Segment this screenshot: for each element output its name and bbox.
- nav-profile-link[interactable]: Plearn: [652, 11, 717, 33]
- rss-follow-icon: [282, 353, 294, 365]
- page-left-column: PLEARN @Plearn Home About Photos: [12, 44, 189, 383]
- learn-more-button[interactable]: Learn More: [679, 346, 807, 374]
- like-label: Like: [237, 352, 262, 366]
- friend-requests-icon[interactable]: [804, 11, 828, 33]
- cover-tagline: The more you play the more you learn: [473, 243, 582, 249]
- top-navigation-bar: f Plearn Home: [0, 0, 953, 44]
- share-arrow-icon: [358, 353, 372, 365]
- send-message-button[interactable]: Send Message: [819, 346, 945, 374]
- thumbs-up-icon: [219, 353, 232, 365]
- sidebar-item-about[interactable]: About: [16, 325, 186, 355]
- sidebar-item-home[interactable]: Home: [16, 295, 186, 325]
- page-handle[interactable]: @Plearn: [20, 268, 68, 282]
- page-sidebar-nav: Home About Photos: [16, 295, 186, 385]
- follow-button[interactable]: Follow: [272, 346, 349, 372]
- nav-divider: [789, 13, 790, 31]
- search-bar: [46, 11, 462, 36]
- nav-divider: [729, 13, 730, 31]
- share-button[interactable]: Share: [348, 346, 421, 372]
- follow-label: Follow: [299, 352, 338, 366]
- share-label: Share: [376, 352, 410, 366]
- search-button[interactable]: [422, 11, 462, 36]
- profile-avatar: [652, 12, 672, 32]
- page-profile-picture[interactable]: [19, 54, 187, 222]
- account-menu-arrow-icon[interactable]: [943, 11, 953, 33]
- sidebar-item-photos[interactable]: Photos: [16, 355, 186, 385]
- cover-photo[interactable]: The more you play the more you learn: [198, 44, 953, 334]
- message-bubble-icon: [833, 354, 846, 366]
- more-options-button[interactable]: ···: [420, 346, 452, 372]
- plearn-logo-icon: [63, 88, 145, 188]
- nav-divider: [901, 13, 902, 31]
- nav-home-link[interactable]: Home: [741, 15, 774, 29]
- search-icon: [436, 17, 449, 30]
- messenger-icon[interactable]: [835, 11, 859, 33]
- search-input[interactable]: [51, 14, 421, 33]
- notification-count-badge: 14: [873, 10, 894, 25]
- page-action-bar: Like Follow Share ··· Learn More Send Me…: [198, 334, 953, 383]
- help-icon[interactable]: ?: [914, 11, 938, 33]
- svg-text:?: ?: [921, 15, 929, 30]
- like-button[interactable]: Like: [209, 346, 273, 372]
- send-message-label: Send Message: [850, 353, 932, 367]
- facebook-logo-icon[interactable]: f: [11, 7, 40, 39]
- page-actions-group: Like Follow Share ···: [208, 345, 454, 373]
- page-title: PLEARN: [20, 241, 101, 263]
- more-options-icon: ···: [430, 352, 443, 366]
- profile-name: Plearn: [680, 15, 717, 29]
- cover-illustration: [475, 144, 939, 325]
══════════════════════════════
• **What to produce**: Rewrite the data from its first line up to and including the line with "- friend-requests-icon[interactable]: [804, 11, 828, 33]" as a numbered list, leaving out any blank lines.

• **Solution for this problem**:
1. Segment this screenshot: for each element output its name and bbox.
2. - nav-profile-link[interactable]: Plearn: [652, 11, 717, 33]
3. - rss-follow-icon: [282, 353, 294, 365]
4. - page-left-column: PLEARN @Plearn Home About Photos: [12, 44, 189, 383]
5. - learn-more-button[interactable]: Learn More: [679, 346, 807, 374]
6. - like-label: Like: [237, 352, 262, 366]
7. - friend-requests-icon[interactable]: [804, 11, 828, 33]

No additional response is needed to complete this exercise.